■ EXERCISE TASK A
Answer these questions about the passage on inferentialism:
(i) Who argues that the inferentialism of Brandom and Peregrin is not very Fregean?
(ii) Whose axiomatic approach to mathematics does Vojtěch Kolman say anticipates inferentialist theories of meaning?
(iii) According to Leila Haaparanta, accepting someone's testimony means recognizing them as what?

::: GIVEN PASSAGE :::

The final section is historically oriented. In "Inferentialism After Kant" Danielle Macbeth argues that the inferentialism of Brandom and Peregrin is, despite their avowals, not very Fregean insofar as the latter held that truth and representation were as fundamental as inference. This is an important point to emphasize, as inferentialism under the influence of Brandom has developed by contrast with representational and truth-conditional theories of meaning. James R. O'Shea's "Inferentialism, Naturalism, and the Ought-to-Bes of Perceptual Cognition" defends Sellars' account of perception as a suitably naturalistic story about how ordinary empirical descriptive vocabulary comes to be meaningful. In "Inferentialism and Its Mathematical Precursor" Vojtěch Kolman illustrates the sense in which David Hilbert's axiomatic approach to mathematics anticipates the development of inferentialist theories of meaning. Finally, Leila Haaparanta's "Inferentialism and the Reception of Testimony" examines the interaction between inferentialism in the philosophy of language and inferentialism in the epistemology of testimony, and argues that to accept someone's testimony is to recognize them as a certain kind of person.

::: SOURCE DATA :::

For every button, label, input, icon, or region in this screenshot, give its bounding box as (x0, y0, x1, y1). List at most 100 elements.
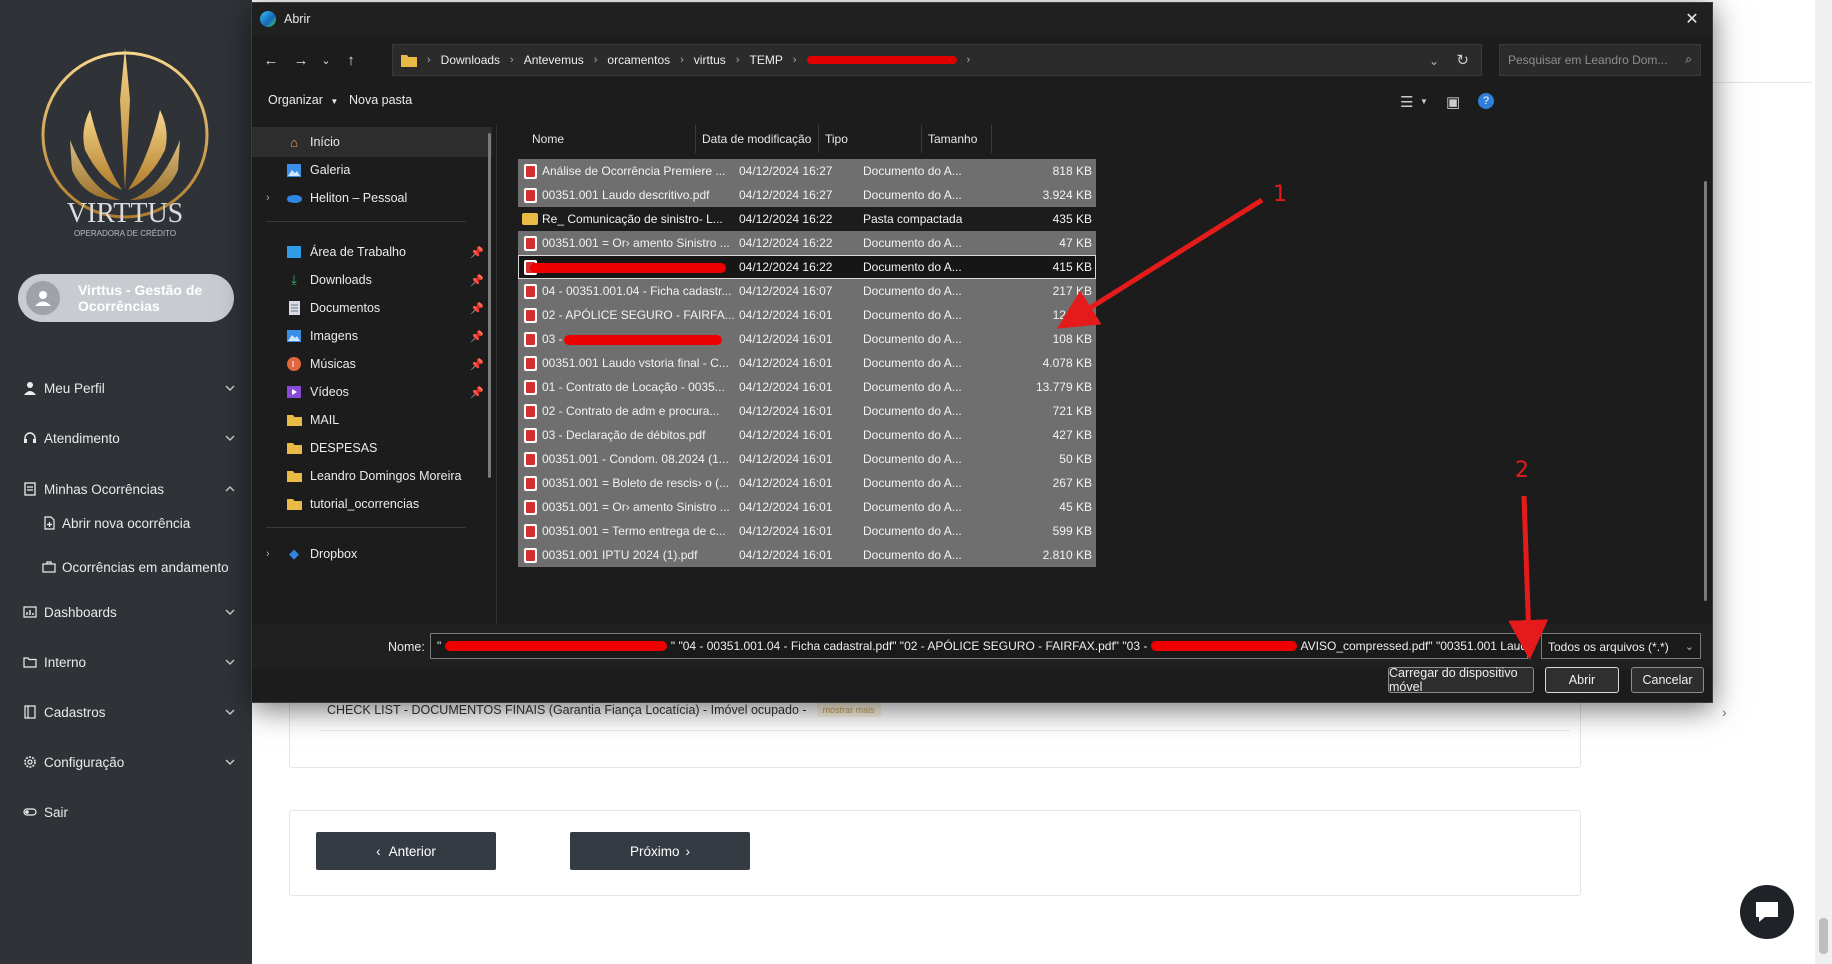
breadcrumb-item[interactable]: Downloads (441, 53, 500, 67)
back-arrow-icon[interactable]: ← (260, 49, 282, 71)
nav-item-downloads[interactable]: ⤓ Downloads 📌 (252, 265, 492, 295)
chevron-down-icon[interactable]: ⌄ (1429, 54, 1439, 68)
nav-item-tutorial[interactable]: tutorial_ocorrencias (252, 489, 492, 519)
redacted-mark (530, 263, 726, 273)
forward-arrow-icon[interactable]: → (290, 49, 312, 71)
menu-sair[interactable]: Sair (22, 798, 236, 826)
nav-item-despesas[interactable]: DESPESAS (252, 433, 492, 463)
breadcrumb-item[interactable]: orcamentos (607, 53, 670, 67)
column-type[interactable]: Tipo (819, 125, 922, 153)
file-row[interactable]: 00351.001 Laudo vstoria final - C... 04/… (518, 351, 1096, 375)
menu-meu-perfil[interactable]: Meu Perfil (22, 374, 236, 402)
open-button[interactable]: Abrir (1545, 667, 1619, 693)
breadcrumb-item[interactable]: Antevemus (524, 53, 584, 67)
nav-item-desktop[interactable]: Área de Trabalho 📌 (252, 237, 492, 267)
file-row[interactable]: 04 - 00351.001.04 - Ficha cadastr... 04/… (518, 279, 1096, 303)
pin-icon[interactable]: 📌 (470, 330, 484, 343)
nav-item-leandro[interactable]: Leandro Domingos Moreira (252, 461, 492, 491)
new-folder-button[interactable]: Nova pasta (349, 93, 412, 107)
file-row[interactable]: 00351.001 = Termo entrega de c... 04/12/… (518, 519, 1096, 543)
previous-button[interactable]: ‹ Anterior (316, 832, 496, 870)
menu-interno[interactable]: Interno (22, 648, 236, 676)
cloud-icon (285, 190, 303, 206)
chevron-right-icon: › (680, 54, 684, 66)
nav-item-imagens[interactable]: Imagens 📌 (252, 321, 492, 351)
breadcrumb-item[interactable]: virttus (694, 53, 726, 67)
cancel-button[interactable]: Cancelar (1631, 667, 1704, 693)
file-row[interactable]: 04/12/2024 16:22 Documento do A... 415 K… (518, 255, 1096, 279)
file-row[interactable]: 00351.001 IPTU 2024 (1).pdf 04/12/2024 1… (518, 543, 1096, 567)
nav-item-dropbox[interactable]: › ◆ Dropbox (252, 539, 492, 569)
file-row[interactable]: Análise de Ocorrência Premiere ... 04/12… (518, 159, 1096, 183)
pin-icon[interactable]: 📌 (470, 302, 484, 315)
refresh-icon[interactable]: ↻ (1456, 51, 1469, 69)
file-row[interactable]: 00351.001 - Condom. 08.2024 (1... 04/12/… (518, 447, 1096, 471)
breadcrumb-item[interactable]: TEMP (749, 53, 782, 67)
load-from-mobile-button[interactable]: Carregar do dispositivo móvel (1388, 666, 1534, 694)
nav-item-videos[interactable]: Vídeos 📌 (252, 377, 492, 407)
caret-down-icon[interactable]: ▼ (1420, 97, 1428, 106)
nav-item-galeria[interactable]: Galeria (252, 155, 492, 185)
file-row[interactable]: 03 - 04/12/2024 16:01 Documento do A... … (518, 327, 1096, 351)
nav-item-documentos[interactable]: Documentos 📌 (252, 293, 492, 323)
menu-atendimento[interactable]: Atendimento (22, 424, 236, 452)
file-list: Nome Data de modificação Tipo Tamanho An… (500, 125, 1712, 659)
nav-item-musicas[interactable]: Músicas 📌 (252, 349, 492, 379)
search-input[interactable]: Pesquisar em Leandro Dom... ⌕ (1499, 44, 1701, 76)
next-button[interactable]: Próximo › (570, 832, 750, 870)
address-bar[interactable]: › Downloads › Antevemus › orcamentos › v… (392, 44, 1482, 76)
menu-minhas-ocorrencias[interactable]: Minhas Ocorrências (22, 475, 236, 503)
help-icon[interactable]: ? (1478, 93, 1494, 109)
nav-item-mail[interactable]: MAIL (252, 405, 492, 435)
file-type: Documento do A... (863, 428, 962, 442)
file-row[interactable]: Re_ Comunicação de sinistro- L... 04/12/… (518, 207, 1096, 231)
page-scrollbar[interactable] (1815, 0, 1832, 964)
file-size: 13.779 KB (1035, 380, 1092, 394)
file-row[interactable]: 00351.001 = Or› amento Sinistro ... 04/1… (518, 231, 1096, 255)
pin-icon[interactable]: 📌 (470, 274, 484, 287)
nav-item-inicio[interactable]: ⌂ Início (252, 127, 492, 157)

:::

■ EXERCISE TASK B
In the listing, take the lines starting at the one containing "breadcrumb-item[interactable]: Downloads (441, 53, 500, 67)" and ending at the one containing "forward-arrow-icon[interactable]: → (290, 49, 312, 71)". Substitute "sidebar-item" for "nav-item" and give back only those lines, changing nothing else.

■ COMPLETE ANSWER A
(i) Danielle Macbeth
(ii) David Hilbert's
(iii) A certain kind of person

■ COMPLETE ANSWER B
breadcrumb-item[interactable]: Downloads (441, 53, 500, 67)
back-arrow-icon[interactable]: ← (260, 49, 282, 71)
sidebar-item-downloads[interactable]: ⤓ Downloads 📌 (252, 265, 492, 295)
chevron-down-icon[interactable]: ⌄ (1429, 54, 1439, 68)
sidebar-item-tutorial[interactable]: tutorial_ocorrencias (252, 489, 492, 519)
redacted-mark (530, 263, 726, 273)
forward-arrow-icon[interactable]: → (290, 49, 312, 71)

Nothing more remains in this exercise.